— Brief —
Find the string "安全第一" in the data, then copy every line where it is found.

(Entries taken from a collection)
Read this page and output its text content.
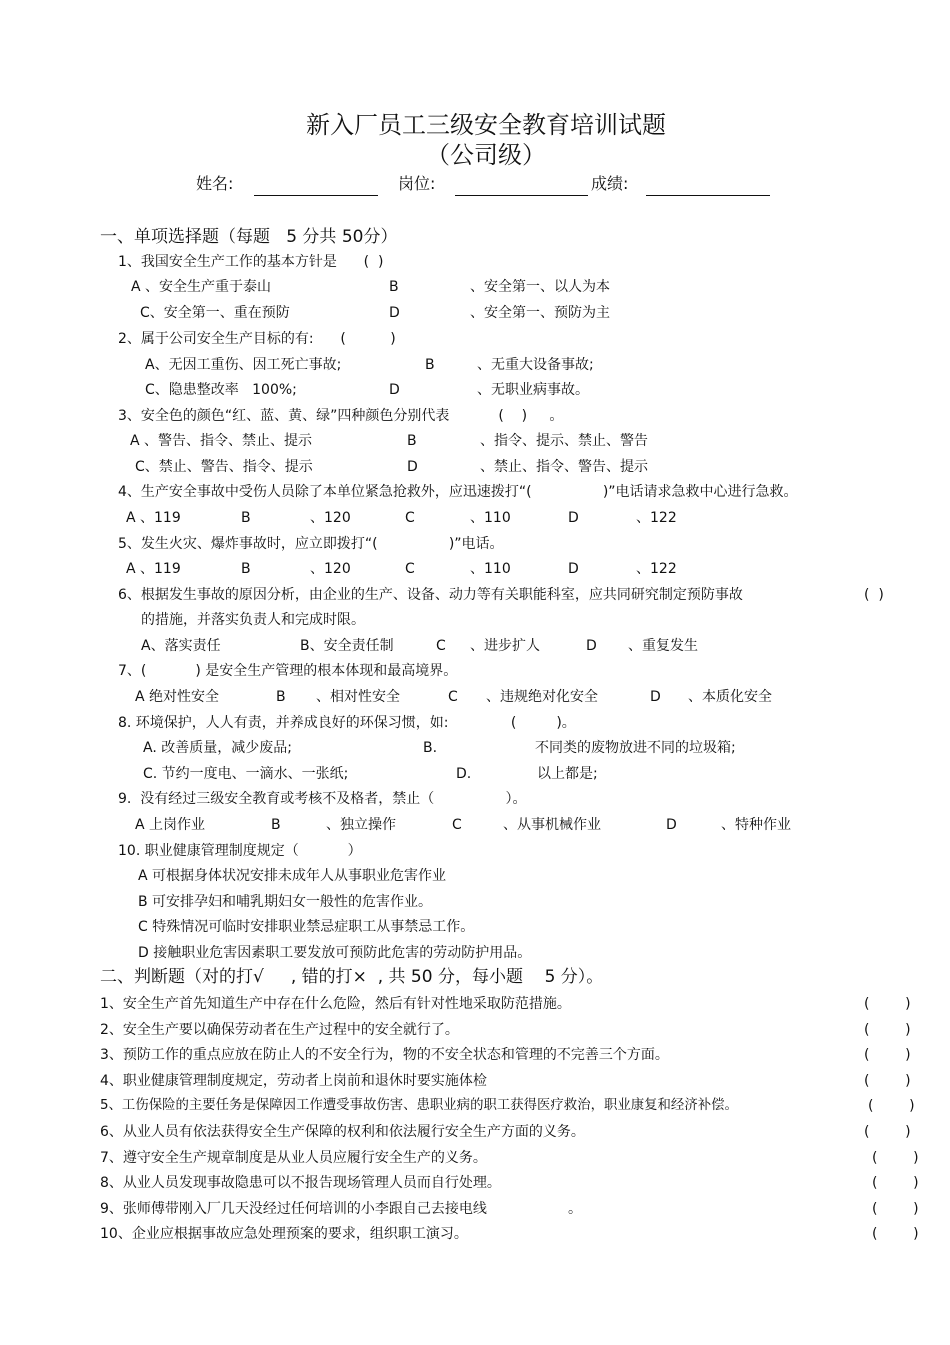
新入厂员工三级安全教育培训试题
（公司级）
姓名:	岗位:	成绩:
一、单项选择题（每题   5 分共 50分）
1、我国安全生产工作的基本方针是      (  )
A 、安全生产重于泰山	B	、安全第一、以人为本
C、安全第一、重在预防	D	、安全第一、预防为主
2、属于公司安全生产目标的有:      (          )
A、无因工重伤、因工死亡事故;	B	、无重大设备事故;
C、隐患整改率   100%;	D	、无职业病事故。
3、安全色的颜色“红、蓝、黄、绿”四种颜色分别代表           (    )     。
A 、警告、指令、禁止、提示	B	、指令、提示、禁止、警告
C、禁止、警告、指令、提示	D	、禁止、指令、警告、提示
4、生产安全事故中受伤人员除了本单位紧急抢救外，应迅速拨打“(                )”电话请求急救中心进行急救。
A 、119	B	、120	C	、110	D	、122
5、发生火灾、爆炸事故时，应立即拨打“(                )”电话。
A 、119	B	、120	C	、110	D	、122
6、根据发生事故的原因分析，由企业的生产、设备、动力等有关职能科室，应共同研究制定预防事故	(  )
的措施，并落实负责人和完成时限。
A、落实责任	B、安全责任制	C 、进步扩人	D 、重复发生
7、(           ) 是安全生产管理的根本体现和最高境界。
A 绝对性安全	B 、相对性安全	C 、违规绝对化安全	D 、本质化安全
8. 环境保护，人人有责，并养成良好的环保习惯，如:              (         )。
A. 改善质量，减少废品;	B.	不同类的废物放进不同的垃圾箱;
C. 节约一度电、一滴水、一张纸;	D.	以上都是;
9.  没有经过三级安全教育或考核不及格者，禁止（                ）。
A 上岗作业	B	、独立操作	C	、从事机械作业	D	、特种作业
10. 职业健康管理制度规定（           ）
A 可根据身体状况安排未成年人从事职业危害作业
B 可安排孕妇和哺乳期妇女一般性的危害作业。
C 特殊情况可临时安排职业禁忌症职工从事禁忌工作。
D 接触职业危害因素职工要发放可预防此危害的劳动防护用品。
二、判断题（对的打√     , 错的打×  , 共 50 分，每小题    5 分）。
1、安全生产首先知道生产中存在什么危险，然后有针对性地采取防范措施。	(        )
2、安全生产要以确保劳动者在生产过程中的安全就行了。	(        )
3、预防工作的重点应放在防止人的不安全行为，物的不安全状态和管理的不完善三个方面。	(        )
4、职业健康管理制度规定，劳动者上岗前和退休时要实施体检	(        )
5、工伤保险的主要任务是保障因工作遭受事故伤害、患职业病的职工获得医疗救治，职业康复和经济补偿。	(        )
6、从业人员有依法获得安全生产保障的权利和依法履行安全生产方面的义务。	(        )
7、遵守安全生产规章制度是从业人员应履行安全生产的义务。	(        )
8、从业人员发现事故隐患可以不报告现场管理人员而自行处理。	(        )
9、张师傅带刚入厂几天没经过任何培训的小李跟自己去接电线	。	(        )
10、企业应根据事故应急处理预案的要求，组织职工演习。	(        )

— Result below —
A 、安全生产重于泰山	B	、安全第一、以人为本
C、安全第一、重在预防	D	、安全第一、预防为主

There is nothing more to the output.